REQUIREMENTS.
Note each line where "from" appears, and copy it.

AVAILABLE RECORDS.
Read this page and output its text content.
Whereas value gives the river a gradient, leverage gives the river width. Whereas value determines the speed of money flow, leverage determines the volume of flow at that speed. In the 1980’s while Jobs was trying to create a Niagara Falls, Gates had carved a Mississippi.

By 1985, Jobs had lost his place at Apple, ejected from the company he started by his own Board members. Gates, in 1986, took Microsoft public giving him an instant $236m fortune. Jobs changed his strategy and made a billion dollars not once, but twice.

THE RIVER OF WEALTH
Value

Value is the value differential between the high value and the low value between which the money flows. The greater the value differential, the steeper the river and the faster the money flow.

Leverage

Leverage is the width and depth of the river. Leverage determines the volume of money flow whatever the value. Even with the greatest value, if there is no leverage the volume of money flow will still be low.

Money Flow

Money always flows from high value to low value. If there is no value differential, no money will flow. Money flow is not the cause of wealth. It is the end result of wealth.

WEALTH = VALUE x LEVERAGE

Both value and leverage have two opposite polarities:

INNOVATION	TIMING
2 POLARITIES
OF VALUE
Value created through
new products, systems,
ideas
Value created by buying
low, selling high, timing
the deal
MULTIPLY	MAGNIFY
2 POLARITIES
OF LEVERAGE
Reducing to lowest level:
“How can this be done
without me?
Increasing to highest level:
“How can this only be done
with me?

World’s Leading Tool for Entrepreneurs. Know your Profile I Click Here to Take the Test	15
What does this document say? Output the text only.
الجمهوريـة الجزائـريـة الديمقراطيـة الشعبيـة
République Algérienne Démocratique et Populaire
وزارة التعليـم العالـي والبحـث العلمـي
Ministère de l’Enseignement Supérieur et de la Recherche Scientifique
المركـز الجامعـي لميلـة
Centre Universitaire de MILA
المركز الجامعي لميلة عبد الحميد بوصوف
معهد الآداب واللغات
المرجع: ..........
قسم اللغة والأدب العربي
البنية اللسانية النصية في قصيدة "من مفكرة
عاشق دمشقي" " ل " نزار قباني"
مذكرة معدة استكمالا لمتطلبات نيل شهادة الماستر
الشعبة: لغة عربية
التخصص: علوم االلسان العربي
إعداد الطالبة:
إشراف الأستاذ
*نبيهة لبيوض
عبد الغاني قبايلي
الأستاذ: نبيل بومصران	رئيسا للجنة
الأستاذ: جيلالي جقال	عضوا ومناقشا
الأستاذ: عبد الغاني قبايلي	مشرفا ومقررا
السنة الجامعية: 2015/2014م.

FULL SOLUTION.
By 1985, Jobs had lost his place at Apple, ejected from the company he started by his own Board members. Gates, in 1986, took Microsoft public giving him an instant $236m fortune. Jobs changed his strategy and made a billion dollars not once, but twice.
Money always flows from high value to low value. If there is no value differential, no money will flow. Money flow is not the cause of wealth. It is the end result of wealth.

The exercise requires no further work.